Source records:
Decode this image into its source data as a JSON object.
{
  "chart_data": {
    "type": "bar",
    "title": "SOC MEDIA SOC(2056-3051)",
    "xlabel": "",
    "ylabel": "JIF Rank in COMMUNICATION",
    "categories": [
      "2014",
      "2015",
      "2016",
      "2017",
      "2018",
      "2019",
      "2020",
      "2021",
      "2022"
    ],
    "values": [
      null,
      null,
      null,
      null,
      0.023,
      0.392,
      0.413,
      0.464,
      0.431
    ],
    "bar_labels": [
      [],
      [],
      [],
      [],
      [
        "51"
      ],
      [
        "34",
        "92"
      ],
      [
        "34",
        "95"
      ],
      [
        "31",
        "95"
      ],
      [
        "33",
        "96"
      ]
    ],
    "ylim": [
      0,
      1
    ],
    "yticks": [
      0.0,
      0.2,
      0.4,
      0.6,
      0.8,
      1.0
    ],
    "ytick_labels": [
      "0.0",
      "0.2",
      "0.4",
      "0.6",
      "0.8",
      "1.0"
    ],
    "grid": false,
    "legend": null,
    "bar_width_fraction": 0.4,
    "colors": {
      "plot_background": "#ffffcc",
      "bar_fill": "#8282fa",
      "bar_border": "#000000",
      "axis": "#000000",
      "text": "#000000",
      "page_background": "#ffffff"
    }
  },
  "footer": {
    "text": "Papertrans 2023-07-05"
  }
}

== Task goal ==
Copy the data above in full, character for character.

== Answer in full ==
Decode this image into its source data as a JSON object.
{
  "chart_data": {
    "type": "bar",
    "title": "SOC MEDIA SOC(2056-3051)",
    "xlabel": "",
    "ylabel": "JIF Rank in COMMUNICATION",
    "categories": [
      "2014",
      "2015",
      "2016",
      "2017",
      "2018",
      "2019",
      "2020",
      "2021",
      "2022"
    ],
    "values": [
      null,
      null,
      null,
      null,
      0.023,
      0.392,
      0.413,
      0.464,
      0.431
    ],
    "bar_labels": [
      [],
      [],
      [],
      [],
      [
        "51"
      ],
      [
        "34",
        "92"
      ],
      [
        "34",
        "95"
      ],
      [
        "31",
        "95"
      ],
      [
        "33",
        "96"
      ]
    ],
    "ylim": [
      0,
      1
    ],
    "yticks": [
      0.0,
      0.2,
      0.4,
      0.6,
      0.8,
      1.0
    ],
    "ytick_labels": [
      "0.0",
      "0.2",
      "0.4",
      "0.6",
      "0.8",
      "1.0"
    ],
    "grid": false,
    "legend": null,
    "bar_width_fraction": 0.4,
    "colors": {
      "plot_background": "#ffffcc",
      "bar_fill": "#8282fa",
      "bar_border": "#000000",
      "axis": "#000000",
      "text": "#000000",
      "page_background": "#ffffff"
    }
  },
  "footer": {
    "text": "Papertrans 2023-07-05"
  }
}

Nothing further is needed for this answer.